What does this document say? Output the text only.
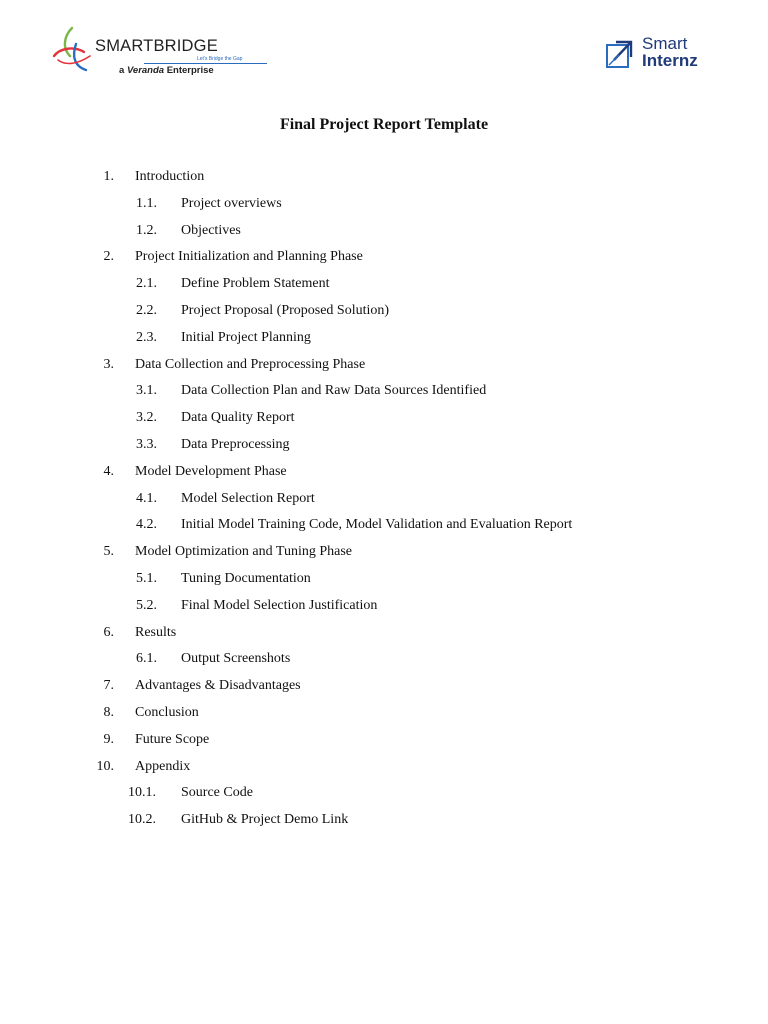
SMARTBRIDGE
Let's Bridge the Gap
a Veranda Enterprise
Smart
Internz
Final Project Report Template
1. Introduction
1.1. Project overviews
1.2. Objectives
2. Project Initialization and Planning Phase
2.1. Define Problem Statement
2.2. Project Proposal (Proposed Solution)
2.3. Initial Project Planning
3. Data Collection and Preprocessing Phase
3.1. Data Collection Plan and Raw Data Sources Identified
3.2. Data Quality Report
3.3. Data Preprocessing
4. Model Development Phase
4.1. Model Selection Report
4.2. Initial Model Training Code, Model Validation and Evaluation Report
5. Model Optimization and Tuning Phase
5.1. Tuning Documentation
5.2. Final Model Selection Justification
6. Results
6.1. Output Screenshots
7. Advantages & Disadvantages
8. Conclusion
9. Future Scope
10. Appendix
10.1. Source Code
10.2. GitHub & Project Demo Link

□ □ □ □ □

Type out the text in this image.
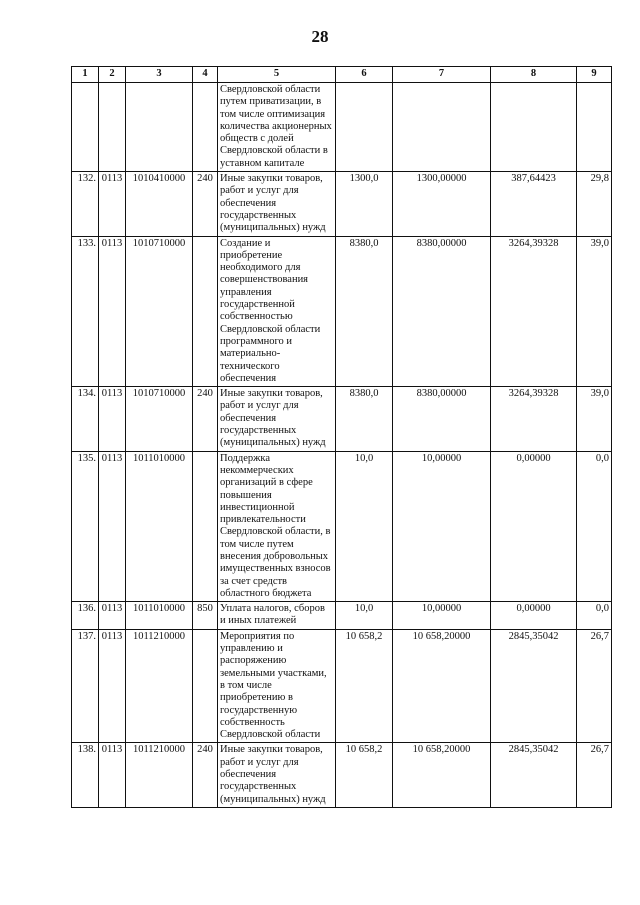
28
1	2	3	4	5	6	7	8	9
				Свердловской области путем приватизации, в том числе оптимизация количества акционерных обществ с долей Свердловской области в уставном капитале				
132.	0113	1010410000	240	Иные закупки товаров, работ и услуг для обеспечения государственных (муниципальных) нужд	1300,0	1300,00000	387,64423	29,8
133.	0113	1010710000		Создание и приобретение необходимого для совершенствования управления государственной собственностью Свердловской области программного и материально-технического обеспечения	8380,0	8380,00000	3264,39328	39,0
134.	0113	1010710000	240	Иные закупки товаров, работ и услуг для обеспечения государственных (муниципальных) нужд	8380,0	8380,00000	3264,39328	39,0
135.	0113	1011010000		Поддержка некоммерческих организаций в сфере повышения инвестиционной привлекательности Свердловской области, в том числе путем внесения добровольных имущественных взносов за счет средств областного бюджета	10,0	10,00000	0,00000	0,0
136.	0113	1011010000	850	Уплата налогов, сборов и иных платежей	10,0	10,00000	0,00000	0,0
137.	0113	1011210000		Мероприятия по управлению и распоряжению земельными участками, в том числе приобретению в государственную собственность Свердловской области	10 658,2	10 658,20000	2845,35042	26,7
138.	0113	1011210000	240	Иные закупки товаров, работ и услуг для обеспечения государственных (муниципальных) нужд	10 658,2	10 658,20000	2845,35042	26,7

□ □ □ □ □

Scan the material for lines with the word "Иные", and copy each line you find.

132.	0113	1010410000	240	Иные закупки товаров, работ и услуг для обеспечения государственных (муниципальных) нужд	1300,0	1300,00000	387,64423	29,8
134.	0113	1010710000	240	Иные закупки товаров, работ и услуг для обеспечения государственных (муниципальных) нужд	8380,0	8380,00000	3264,39328	39,0
138.	0113	1011210000	240	Иные закупки товаров, работ и услуг для обеспечения государственных (муниципальных) нужд	10 658,2	10 658,20000	2845,35042	26,7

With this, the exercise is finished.